— start of Material shown —

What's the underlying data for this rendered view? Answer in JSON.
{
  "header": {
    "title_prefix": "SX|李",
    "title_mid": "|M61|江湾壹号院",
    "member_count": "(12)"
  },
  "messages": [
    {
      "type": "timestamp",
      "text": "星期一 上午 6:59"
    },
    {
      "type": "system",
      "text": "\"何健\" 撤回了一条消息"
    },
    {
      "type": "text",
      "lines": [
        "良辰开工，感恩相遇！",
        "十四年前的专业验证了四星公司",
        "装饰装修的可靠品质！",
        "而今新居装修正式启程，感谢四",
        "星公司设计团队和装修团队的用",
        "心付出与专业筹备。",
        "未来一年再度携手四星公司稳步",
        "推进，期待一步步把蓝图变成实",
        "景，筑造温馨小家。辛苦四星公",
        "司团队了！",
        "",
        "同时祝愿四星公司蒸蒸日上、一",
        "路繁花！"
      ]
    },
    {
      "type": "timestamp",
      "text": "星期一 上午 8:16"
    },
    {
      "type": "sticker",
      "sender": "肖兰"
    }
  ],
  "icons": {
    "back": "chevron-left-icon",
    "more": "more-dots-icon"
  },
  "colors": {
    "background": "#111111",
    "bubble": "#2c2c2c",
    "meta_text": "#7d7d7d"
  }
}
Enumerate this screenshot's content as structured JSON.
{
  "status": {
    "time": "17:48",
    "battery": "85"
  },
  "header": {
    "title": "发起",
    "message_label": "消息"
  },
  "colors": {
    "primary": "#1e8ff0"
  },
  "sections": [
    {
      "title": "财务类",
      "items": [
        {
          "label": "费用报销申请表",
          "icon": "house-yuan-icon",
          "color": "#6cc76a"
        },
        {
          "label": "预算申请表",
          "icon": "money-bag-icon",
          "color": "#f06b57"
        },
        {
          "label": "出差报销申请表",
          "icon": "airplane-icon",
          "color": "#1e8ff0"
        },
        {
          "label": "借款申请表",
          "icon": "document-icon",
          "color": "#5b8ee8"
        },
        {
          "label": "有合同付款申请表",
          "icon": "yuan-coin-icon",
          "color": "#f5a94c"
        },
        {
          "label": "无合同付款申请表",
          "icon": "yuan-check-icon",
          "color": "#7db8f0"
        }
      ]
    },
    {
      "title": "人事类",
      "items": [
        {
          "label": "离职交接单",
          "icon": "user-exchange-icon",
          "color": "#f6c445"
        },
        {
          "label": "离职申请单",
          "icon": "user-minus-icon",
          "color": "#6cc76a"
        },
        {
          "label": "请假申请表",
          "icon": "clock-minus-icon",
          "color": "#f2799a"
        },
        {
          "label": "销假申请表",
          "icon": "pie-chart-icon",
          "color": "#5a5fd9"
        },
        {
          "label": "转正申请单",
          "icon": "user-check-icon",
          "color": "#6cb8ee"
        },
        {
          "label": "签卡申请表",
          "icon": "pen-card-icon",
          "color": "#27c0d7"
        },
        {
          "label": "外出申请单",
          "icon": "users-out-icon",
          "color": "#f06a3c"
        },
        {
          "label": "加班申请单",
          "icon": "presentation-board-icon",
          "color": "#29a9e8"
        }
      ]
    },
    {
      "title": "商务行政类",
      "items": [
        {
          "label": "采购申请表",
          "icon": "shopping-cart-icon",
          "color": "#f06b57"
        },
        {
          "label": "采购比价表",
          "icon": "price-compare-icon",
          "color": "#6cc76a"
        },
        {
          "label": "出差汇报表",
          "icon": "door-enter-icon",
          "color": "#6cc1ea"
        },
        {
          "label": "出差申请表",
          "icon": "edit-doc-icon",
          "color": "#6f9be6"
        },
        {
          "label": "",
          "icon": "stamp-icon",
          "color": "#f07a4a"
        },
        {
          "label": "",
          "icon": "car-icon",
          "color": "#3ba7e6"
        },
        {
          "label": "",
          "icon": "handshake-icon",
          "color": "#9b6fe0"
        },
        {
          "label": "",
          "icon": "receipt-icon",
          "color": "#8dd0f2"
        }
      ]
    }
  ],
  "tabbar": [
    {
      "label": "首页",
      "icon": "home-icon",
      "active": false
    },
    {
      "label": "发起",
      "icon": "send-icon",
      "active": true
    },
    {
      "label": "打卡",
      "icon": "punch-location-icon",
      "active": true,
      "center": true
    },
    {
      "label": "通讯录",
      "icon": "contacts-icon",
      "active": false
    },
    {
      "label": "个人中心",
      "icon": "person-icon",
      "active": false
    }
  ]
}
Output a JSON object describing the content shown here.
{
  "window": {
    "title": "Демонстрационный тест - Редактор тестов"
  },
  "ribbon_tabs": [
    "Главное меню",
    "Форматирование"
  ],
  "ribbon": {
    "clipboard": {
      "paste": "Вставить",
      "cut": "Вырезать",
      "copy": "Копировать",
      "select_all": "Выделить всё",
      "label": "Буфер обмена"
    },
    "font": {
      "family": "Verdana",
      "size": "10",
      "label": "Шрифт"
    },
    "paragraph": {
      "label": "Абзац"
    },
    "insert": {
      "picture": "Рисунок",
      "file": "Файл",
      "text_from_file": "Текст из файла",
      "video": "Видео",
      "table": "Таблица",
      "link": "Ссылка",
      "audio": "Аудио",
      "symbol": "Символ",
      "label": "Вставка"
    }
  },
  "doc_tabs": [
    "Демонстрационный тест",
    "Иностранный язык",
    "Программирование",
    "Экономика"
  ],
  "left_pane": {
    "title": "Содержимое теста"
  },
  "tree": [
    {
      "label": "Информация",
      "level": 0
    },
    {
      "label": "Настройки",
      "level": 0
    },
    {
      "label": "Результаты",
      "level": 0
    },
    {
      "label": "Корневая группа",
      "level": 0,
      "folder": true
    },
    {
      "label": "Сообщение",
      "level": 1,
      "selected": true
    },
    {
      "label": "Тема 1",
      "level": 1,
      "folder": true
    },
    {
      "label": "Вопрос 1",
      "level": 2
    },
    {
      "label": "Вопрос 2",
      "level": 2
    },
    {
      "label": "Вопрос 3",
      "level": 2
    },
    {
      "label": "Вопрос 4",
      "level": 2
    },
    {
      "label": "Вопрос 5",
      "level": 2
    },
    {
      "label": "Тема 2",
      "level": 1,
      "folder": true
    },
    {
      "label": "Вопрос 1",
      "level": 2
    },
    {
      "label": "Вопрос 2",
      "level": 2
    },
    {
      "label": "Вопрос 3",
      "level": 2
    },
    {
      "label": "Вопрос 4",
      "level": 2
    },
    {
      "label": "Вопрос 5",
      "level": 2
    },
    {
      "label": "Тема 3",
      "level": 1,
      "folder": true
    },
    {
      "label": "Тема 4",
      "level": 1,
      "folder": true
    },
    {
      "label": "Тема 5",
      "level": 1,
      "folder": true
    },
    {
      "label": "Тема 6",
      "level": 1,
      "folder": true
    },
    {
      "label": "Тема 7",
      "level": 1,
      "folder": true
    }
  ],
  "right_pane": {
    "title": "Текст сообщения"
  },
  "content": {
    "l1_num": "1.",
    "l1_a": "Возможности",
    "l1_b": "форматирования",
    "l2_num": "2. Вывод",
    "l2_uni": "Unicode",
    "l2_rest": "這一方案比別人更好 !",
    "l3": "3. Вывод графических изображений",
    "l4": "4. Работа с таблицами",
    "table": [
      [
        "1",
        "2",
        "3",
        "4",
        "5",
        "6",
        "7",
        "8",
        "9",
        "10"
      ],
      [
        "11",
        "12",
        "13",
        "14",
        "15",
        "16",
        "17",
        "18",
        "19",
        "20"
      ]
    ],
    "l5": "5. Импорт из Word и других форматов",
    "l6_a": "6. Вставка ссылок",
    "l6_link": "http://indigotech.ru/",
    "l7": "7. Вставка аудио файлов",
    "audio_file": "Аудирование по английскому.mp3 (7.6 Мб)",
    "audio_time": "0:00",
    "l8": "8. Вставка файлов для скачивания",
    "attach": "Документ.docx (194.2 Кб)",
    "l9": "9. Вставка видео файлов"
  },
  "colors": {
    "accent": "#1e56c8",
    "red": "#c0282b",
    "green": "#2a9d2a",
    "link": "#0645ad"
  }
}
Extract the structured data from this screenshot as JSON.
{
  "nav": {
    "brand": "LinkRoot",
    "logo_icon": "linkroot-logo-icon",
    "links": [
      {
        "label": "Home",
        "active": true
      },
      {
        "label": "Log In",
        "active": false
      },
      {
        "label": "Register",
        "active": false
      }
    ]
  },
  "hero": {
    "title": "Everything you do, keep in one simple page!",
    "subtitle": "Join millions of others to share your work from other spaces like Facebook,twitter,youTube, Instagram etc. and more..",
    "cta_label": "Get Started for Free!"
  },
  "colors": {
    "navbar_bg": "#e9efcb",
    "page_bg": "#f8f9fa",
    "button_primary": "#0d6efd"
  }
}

— end of Material shown —

> [Task requirements]:
Take every line that includes the string "check" and copy it.

> [Full response]:
          "icon": "yuan-check-icon",
          "icon": "user-check-icon",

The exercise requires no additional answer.